* **Task statement**
The records below should be written out again, exactly.

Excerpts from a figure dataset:
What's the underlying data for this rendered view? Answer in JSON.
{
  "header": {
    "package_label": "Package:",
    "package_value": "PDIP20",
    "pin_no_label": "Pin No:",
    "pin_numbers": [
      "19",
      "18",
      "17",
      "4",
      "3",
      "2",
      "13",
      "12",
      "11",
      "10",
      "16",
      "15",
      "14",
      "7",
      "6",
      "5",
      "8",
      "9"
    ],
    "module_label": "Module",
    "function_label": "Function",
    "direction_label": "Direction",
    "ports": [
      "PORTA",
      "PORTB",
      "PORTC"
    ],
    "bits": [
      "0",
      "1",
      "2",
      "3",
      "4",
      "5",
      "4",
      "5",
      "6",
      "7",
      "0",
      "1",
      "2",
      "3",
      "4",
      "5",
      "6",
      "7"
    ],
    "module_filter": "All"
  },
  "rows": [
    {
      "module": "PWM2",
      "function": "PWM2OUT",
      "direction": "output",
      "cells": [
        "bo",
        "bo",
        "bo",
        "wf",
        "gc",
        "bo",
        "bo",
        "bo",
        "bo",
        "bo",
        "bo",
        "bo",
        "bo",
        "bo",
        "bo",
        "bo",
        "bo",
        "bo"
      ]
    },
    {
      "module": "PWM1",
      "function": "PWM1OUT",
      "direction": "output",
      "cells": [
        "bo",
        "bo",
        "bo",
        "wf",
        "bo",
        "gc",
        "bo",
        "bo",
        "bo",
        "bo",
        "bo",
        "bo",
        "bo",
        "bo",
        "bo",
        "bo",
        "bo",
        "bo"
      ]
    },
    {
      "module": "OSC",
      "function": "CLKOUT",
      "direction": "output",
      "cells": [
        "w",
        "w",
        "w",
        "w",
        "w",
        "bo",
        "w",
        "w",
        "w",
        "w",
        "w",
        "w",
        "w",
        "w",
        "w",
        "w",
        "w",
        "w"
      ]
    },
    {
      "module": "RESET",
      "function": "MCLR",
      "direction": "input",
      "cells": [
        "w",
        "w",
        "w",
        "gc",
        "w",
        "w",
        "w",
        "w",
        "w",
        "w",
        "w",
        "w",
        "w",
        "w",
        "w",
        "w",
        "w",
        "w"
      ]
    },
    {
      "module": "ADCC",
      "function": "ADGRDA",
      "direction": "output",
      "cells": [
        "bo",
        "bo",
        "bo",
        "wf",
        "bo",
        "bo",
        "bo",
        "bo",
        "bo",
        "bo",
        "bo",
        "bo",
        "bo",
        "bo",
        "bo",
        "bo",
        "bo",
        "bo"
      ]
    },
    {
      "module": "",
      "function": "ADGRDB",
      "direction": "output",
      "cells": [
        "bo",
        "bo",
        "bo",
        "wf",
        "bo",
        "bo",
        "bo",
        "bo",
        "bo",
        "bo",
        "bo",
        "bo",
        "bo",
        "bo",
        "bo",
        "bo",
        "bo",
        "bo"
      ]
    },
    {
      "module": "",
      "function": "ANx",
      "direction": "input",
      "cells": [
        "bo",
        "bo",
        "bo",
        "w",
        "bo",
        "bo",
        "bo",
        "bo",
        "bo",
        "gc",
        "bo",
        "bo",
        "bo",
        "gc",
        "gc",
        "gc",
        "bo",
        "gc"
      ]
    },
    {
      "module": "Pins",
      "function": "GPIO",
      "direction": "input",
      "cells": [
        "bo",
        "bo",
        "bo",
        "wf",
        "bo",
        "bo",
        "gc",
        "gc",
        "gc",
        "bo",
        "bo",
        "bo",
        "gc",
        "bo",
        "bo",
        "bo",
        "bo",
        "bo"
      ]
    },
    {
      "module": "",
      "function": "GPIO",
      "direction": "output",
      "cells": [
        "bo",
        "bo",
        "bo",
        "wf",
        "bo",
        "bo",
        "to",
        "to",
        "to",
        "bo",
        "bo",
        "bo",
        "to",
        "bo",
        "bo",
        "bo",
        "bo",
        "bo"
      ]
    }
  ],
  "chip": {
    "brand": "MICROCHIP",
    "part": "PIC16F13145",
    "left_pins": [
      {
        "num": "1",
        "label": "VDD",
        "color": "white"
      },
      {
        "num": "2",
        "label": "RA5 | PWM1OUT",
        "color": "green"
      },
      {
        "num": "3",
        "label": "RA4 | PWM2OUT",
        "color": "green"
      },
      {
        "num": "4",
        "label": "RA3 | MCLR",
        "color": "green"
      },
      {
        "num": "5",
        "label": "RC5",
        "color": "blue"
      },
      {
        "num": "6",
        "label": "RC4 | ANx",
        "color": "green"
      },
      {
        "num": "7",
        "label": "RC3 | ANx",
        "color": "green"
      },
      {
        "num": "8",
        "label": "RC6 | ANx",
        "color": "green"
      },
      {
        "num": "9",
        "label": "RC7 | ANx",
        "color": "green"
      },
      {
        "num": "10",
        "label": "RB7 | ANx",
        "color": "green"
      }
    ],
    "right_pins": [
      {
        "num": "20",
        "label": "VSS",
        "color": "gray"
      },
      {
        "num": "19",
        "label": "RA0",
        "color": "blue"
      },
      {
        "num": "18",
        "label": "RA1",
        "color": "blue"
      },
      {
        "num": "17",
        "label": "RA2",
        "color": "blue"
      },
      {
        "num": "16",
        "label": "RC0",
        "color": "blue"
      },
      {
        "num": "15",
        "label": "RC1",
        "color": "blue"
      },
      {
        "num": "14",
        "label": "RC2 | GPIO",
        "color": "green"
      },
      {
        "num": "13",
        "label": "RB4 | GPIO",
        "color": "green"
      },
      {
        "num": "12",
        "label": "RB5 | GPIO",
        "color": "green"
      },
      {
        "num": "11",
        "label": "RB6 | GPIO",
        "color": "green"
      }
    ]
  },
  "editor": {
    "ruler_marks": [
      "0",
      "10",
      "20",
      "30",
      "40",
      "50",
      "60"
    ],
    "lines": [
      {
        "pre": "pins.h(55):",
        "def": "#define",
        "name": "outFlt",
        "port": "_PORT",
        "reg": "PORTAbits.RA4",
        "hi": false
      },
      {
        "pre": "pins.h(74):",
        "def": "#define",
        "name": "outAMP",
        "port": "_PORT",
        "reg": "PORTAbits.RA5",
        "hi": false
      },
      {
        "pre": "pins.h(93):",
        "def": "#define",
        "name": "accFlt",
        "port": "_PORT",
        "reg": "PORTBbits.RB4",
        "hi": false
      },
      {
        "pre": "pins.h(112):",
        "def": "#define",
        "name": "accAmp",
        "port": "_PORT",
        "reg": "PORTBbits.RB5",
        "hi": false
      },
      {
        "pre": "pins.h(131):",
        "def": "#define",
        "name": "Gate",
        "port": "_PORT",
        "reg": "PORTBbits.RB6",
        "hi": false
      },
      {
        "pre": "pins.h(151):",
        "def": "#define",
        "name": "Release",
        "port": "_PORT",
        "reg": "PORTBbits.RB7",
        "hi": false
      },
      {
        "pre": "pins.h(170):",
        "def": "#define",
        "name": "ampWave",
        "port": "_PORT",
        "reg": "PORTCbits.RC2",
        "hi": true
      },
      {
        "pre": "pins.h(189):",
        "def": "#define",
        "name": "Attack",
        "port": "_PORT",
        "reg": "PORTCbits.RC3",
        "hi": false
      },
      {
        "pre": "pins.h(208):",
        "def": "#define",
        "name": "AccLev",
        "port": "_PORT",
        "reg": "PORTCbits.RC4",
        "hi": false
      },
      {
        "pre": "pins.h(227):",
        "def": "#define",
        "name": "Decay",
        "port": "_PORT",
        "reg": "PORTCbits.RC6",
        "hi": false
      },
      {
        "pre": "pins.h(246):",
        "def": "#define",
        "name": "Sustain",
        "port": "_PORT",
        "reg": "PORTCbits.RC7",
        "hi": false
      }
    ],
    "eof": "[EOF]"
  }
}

* **Complete output**
What's the underlying data for this rendered view? Answer in JSON.
{
  "header": {
    "package_label": "Package:",
    "package_value": "PDIP20",
    "pin_no_label": "Pin No:",
    "pin_numbers": [
      "19",
      "18",
      "17",
      "4",
      "3",
      "2",
      "13",
      "12",
      "11",
      "10",
      "16",
      "15",
      "14",
      "7",
      "6",
      "5",
      "8",
      "9"
    ],
    "module_label": "Module",
    "function_label": "Function",
    "direction_label": "Direction",
    "ports": [
      "PORTA",
      "PORTB",
      "PORTC"
    ],
    "bits": [
      "0",
      "1",
      "2",
      "3",
      "4",
      "5",
      "4",
      "5",
      "6",
      "7",
      "0",
      "1",
      "2",
      "3",
      "4",
      "5",
      "6",
      "7"
    ],
    "module_filter": "All"
  },
  "rows": [
    {
      "module": "PWM2",
      "function": "PWM2OUT",
      "direction": "output",
      "cells": [
        "bo",
        "bo",
        "bo",
        "wf",
        "gc",
        "bo",
        "bo",
        "bo",
        "bo",
        "bo",
        "bo",
        "bo",
        "bo",
        "bo",
        "bo",
        "bo",
        "bo",
        "bo"
      ]
    },
    {
      "module": "PWM1",
      "function": "PWM1OUT",
      "direction": "output",
      "cells": [
        "bo",
        "bo",
        "bo",
        "wf",
        "bo",
        "gc",
        "bo",
        "bo",
        "bo",
        "bo",
        "bo",
        "bo",
        "bo",
        "bo",
        "bo",
        "bo",
        "bo",
        "bo"
      ]
    },
    {
      "module": "OSC",
      "function": "CLKOUT",
      "direction": "output",
      "cells": [
        "w",
        "w",
        "w",
        "w",
        "w",
        "bo",
        "w",
        "w",
        "w",
        "w",
        "w",
        "w",
        "w",
        "w",
        "w",
        "w",
        "w",
        "w"
      ]
    },
    {
      "module": "RESET",
      "function": "MCLR",
      "direction": "input",
      "cells": [
        "w",
        "w",
        "w",
        "gc",
        "w",
        "w",
        "w",
        "w",
        "w",
        "w",
        "w",
        "w",
        "w",
        "w",
        "w",
        "w",
        "w",
        "w"
      ]
    },
    {
      "module": "ADCC",
      "function": "ADGRDA",
      "direction": "output",
      "cells": [
        "bo",
        "bo",
        "bo",
        "wf",
        "bo",
        "bo",
        "bo",
        "bo",
        "bo",
        "bo",
        "bo",
        "bo",
        "bo",
        "bo",
        "bo",
        "bo",
        "bo",
        "bo"
      ]
    },
    {
      "module": "",
      "function": "ADGRDB",
      "direction": "output",
      "cells": [
        "bo",
        "bo",
        "bo",
        "wf",
        "bo",
        "bo",
        "bo",
        "bo",
        "bo",
        "bo",
        "bo",
        "bo",
        "bo",
        "bo",
        "bo",
        "bo",
        "bo",
        "bo"
      ]
    },
    {
      "module": "",
      "function": "ANx",
      "direction": "input",
      "cells": [
        "bo",
        "bo",
        "bo",
        "w",
        "bo",
        "bo",
        "bo",
        "bo",
        "bo",
        "gc",
        "bo",
        "bo",
        "bo",
        "gc",
        "gc",
        "gc",
        "bo",
        "gc"
      ]
    },
    {
      "module": "Pins",
      "function": "GPIO",
      "direction": "input",
      "cells": [
        "bo",
        "bo",
        "bo",
        "wf",
        "bo",
        "bo",
        "gc",
        "gc",
        "gc",
        "bo",
        "bo",
        "bo",
        "gc",
        "bo",
        "bo",
        "bo",
        "bo",
        "bo"
      ]
    },
    {
      "module": "",
      "function": "GPIO",
      "direction": "output",
      "cells": [
        "bo",
        "bo",
        "bo",
        "wf",
        "bo",
        "bo",
        "to",
        "to",
        "to",
        "bo",
        "bo",
        "bo",
        "to",
        "bo",
        "bo",
        "bo",
        "bo",
        "bo"
      ]
    }
  ],
  "chip": {
    "brand": "MICROCHIP",
    "part": "PIC16F13145",
    "left_pins": [
      {
        "num": "1",
        "label": "VDD",
        "color": "white"
      },
      {
        "num": "2",
        "label": "RA5 | PWM1OUT",
        "color": "green"
      },
      {
        "num": "3",
        "label": "RA4 | PWM2OUT",
        "color": "green"
      },
      {
        "num": "4",
        "label": "RA3 | MCLR",
        "color": "green"
      },
      {
        "num": "5",
        "label": "RC5",
        "color": "blue"
      },
      {
        "num": "6",
        "label": "RC4 | ANx",
        "color": "green"
      },
      {
        "num": "7",
        "label": "RC3 | ANx",
        "color": "green"
      },
      {
        "num": "8",
        "label": "RC6 | ANx",
        "color": "green"
      },
      {
        "num": "9",
        "label": "RC7 | ANx",
        "color": "green"
      },
      {
        "num": "10",
        "label": "RB7 | ANx",
        "color": "green"
      }
    ],
    "right_pins": [
      {
        "num": "20",
        "label": "VSS",
        "color": "gray"
      },
      {
        "num": "19",
        "label": "RA0",
        "color": "blue"
      },
      {
        "num": "18",
        "label": "RA1",
        "color": "blue"
      },
      {
        "num": "17",
        "label": "RA2",
        "color": "blue"
      },
      {
        "num": "16",
        "label": "RC0",
        "color": "blue"
      },
      {
        "num": "15",
        "label": "RC1",
        "color": "blue"
      },
      {
        "num": "14",
        "label": "RC2 | GPIO",
        "color": "green"
      },
      {
        "num": "13",
        "label": "RB4 | GPIO",
        "color": "green"
      },
      {
        "num": "12",
        "label": "RB5 | GPIO",
        "color": "green"
      },
      {
        "num": "11",
        "label": "RB6 | GPIO",
        "color": "green"
      }
    ]
  },
  "editor": {
    "ruler_marks": [
      "0",
      "10",
      "20",
      "30",
      "40",
      "50",
      "60"
    ],
    "lines": [
      {
        "pre": "pins.h(55):",
        "def": "#define",
        "name": "outFlt",
        "port": "_PORT",
        "reg": "PORTAbits.RA4",
        "hi": false
      },
      {
        "pre": "pins.h(74):",
        "def": "#define",
        "name": "outAMP",
        "port": "_PORT",
        "reg": "PORTAbits.RA5",
        "hi": false
      },
      {
        "pre": "pins.h(93):",
        "def": "#define",
        "name": "accFlt",
        "port": "_PORT",
        "reg": "PORTBbits.RB4",
        "hi": false
      },
      {
        "pre": "pins.h(112):",
        "def": "#define",
        "name": "accAmp",
        "port": "_PORT",
        "reg": "PORTBbits.RB5",
        "hi": false
      },
      {
        "pre": "pins.h(131):",
        "def": "#define",
        "name": "Gate",
        "port": "_PORT",
        "reg": "PORTBbits.RB6",
        "hi": false
      },
      {
        "pre": "pins.h(151):",
        "def": "#define",
        "name": "Release",
        "port": "_PORT",
        "reg": "PORTBbits.RB7",
        "hi": false
      },
      {
        "pre": "pins.h(170):",
        "def": "#define",
        "name": "ampWave",
        "port": "_PORT",
        "reg": "PORTCbits.RC2",
        "hi": true
      },
      {
        "pre": "pins.h(189):",
        "def": "#define",
        "name": "Attack",
        "port": "_PORT",
        "reg": "PORTCbits.RC3",
        "hi": false
      },
      {
        "pre": "pins.h(208):",
        "def": "#define",
        "name": "AccLev",
        "port": "_PORT",
        "reg": "PORTCbits.RC4",
        "hi": false
      },
      {
        "pre": "pins.h(227):",
        "def": "#define",
        "name": "Decay",
        "port": "_PORT",
        "reg": "PORTCbits.RC6",
        "hi": false
      },
      {
        "pre": "pins.h(246):",
        "def": "#define",
        "name": "Sustain",
        "port": "_PORT",
        "reg": "PORTCbits.RC7",
        "hi": false
      }
    ],
    "eof": "[EOF]"
  }
}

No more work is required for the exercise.